• Exercise directions: Repeat every record exactly, but keep images out of the copy.

• Data for the task:
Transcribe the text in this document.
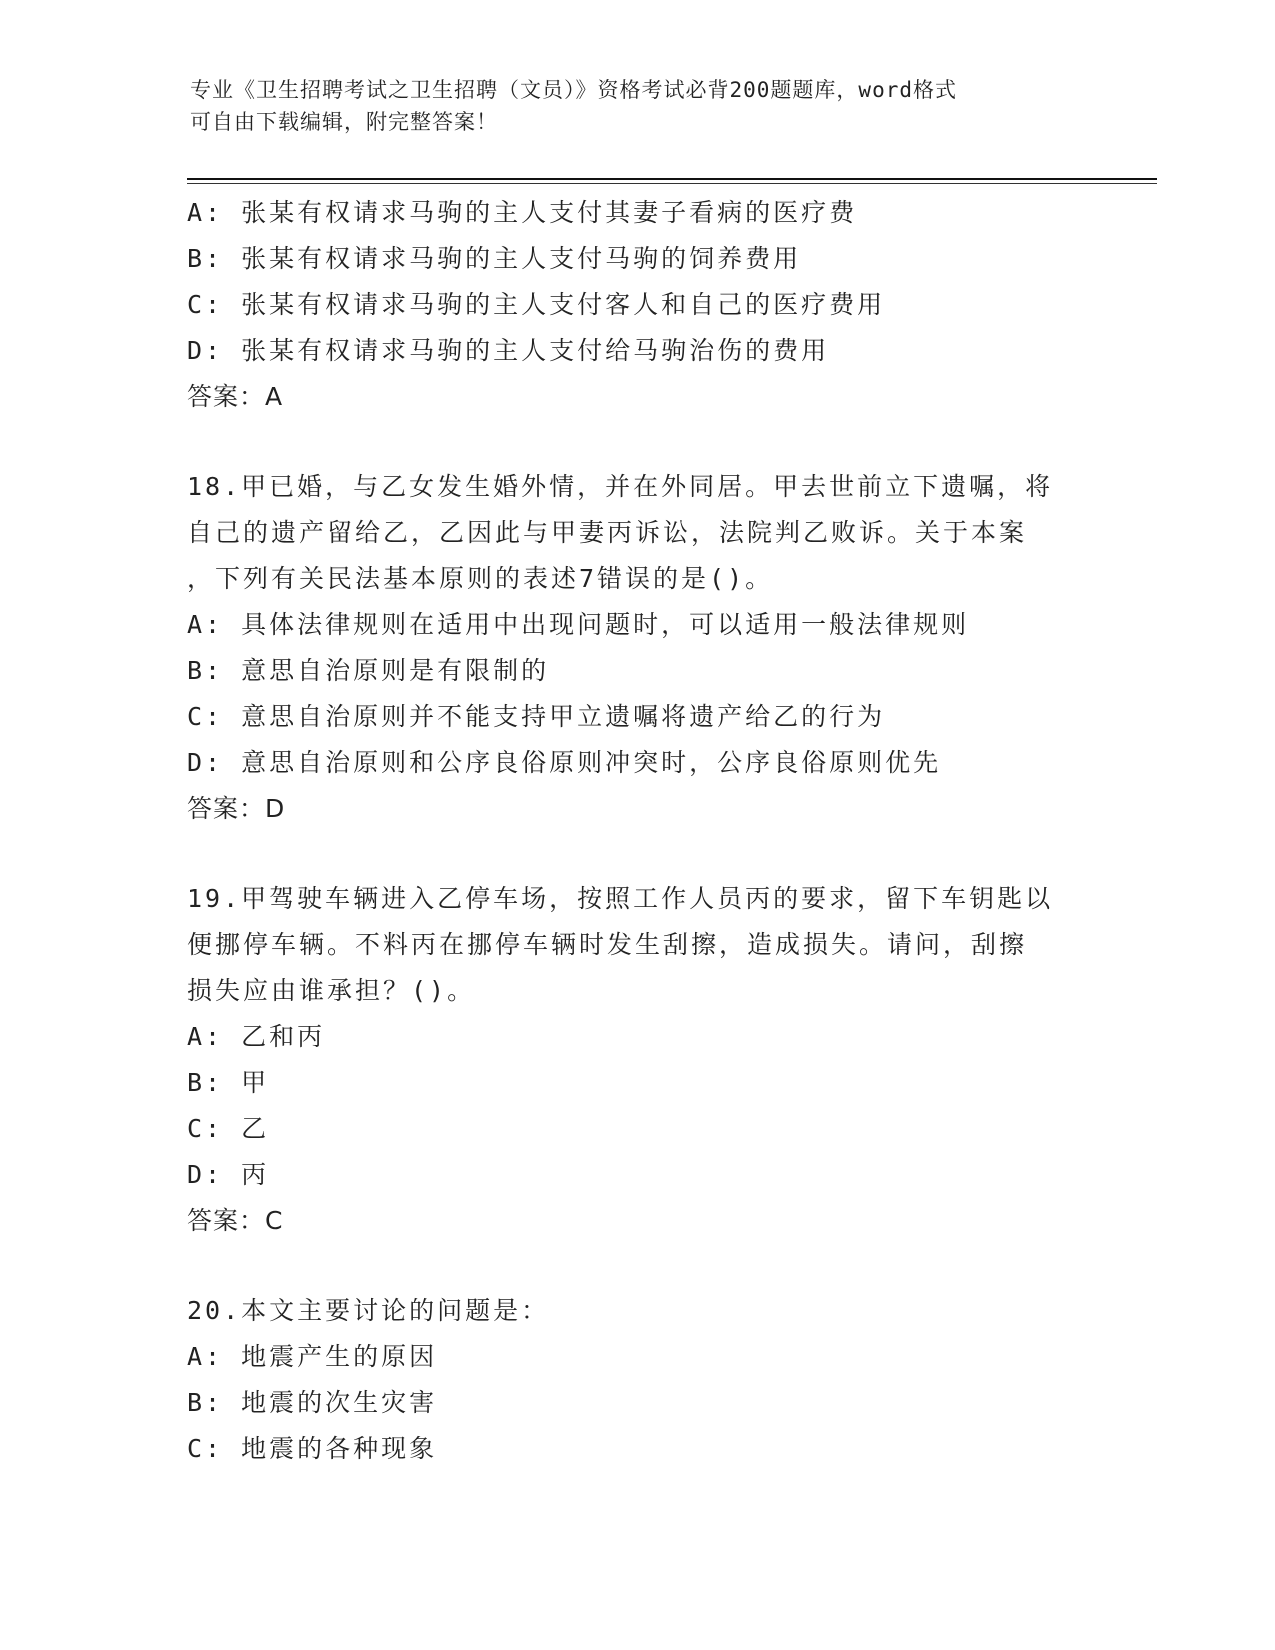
专业《卫生招聘考试之卫生招聘（文员）》资格考试必背200题题库，word格式
可自由下载编辑，附完整答案！
A: 张某有权请求马驹的主人支付其妻子看病的医疗费
B: 张某有权请求马驹的主人支付马驹的饲养费用
C: 张某有权请求马驹的主人支付客人和自己的医疗费用
D: 张某有权请求马驹的主人支付给马驹治伤的费用
答案：A
18.甲已婚，与乙女发生婚外情，并在外同居。甲去世前立下遗嘱，将
自己的遗产留给乙，乙因此与甲妻丙诉讼，法院判乙败诉。关于本案
，下列有关民法基本原则的表述7错误的是()。
A: 具体法律规则在适用中出现问题时，可以适用一般法律规则
B: 意思自治原则是有限制的
C: 意思自治原则并不能支持甲立遗嘱将遗产给乙的行为
D: 意思自治原则和公序良俗原则冲突时，公序良俗原则优先
答案：D
19.甲驾驶车辆进入乙停车场，按照工作人员丙的要求，留下车钥匙以
便挪停车辆。不料丙在挪停车辆时发生刮擦，造成损失。请问，刮擦
损失应由谁承担？()。
A: 乙和丙
B: 甲
C: 乙
D: 丙
答案：C
20.本文主要讨论的问题是：
A: 地震产生的原因
B: 地震的次生灾害
C: 地震的各种现象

• Exercise solution:
Transcribe the text in this document.
专业《卫生招聘考试之卫生招聘（文员）》资格考试必背200题题库，word格式
可自由下载编辑，附完整答案！
A: 张某有权请求马驹的主人支付其妻子看病的医疗费
B: 张某有权请求马驹的主人支付马驹的饲养费用
C: 张某有权请求马驹的主人支付客人和自己的医疗费用
D: 张某有权请求马驹的主人支付给马驹治伤的费用
答案：A
18.甲已婚，与乙女发生婚外情，并在外同居。甲去世前立下遗嘱，将
自己的遗产留给乙，乙因此与甲妻丙诉讼，法院判乙败诉。关于本案
，下列有关民法基本原则的表述7错误的是()。
A: 具体法律规则在适用中出现问题时，可以适用一般法律规则
B: 意思自治原则是有限制的
C: 意思自治原则并不能支持甲立遗嘱将遗产给乙的行为
D: 意思自治原则和公序良俗原则冲突时，公序良俗原则优先
答案：D
19.甲驾驶车辆进入乙停车场，按照工作人员丙的要求，留下车钥匙以
便挪停车辆。不料丙在挪停车辆时发生刮擦，造成损失。请问，刮擦
损失应由谁承担？()。
A: 乙和丙
B: 甲
C: 乙
D: 丙
答案：C
20.本文主要讨论的问题是：
A: 地震产生的原因
B: 地震的次生灾害
C: 地震的各种现象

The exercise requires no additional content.